#### Data for this exercise

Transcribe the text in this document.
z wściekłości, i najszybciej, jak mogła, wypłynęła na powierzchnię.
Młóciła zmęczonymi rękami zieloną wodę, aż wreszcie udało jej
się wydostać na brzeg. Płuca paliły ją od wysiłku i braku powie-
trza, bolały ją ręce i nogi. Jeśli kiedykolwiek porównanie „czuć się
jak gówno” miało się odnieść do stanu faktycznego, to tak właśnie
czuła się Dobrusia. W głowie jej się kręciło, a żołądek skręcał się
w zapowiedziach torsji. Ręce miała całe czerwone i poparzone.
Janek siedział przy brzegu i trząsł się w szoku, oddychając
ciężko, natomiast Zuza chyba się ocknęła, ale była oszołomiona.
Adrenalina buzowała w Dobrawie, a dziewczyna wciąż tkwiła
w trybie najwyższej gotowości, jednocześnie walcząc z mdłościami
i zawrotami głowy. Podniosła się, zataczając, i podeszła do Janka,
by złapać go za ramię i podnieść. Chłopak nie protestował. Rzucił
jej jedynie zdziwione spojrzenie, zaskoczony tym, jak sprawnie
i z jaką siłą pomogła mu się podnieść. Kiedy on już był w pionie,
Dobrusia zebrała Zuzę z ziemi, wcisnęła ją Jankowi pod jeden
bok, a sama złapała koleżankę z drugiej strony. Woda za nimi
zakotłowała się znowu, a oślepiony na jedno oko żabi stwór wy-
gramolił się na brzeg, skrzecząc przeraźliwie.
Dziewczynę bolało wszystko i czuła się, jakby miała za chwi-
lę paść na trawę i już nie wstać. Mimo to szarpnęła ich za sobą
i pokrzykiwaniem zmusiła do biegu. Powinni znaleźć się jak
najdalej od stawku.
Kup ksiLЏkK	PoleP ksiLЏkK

#### Task prompt
Print every entry exactly as it appears.

#### Reply
Transcribe the text in this document.
z wściekłości, i najszybciej, jak mogła, wypłynęła na powierzchnię.
Młóciła zmęczonymi rękami zieloną wodę, aż wreszcie udało jej
się wydostać na brzeg. Płuca paliły ją od wysiłku i braku powie-
trza, bolały ją ręce i nogi. Jeśli kiedykolwiek porównanie „czuć się
jak gówno” miało się odnieść do stanu faktycznego, to tak właśnie
czuła się Dobrusia. W głowie jej się kręciło, a żołądek skręcał się
w zapowiedziach torsji. Ręce miała całe czerwone i poparzone.
Janek siedział przy brzegu i trząsł się w szoku, oddychając
ciężko, natomiast Zuza chyba się ocknęła, ale była oszołomiona.
Adrenalina buzowała w Dobrawie, a dziewczyna wciąż tkwiła
w trybie najwyższej gotowości, jednocześnie walcząc z mdłościami
i zawrotami głowy. Podniosła się, zataczając, i podeszła do Janka,
by złapać go za ramię i podnieść. Chłopak nie protestował. Rzucił
jej jedynie zdziwione spojrzenie, zaskoczony tym, jak sprawnie
i z jaką siłą pomogła mu się podnieść. Kiedy on już był w pionie,
Dobrusia zebrała Zuzę z ziemi, wcisnęła ją Jankowi pod jeden
bok, a sama złapała koleżankę z drugiej strony. Woda za nimi
zakotłowała się znowu, a oślepiony na jedno oko żabi stwór wy-
gramolił się na brzeg, skrzecząc przeraźliwie.
Dziewczynę bolało wszystko i czuła się, jakby miała za chwi-
lę paść na trawę i już nie wstać. Mimo to szarpnęła ich za sobą
i pokrzykiwaniem zmusiła do biegu. Powinni znaleźć się jak
najdalej od stawku.
Kup ksiLЏkK	PoleP ksiLЏkK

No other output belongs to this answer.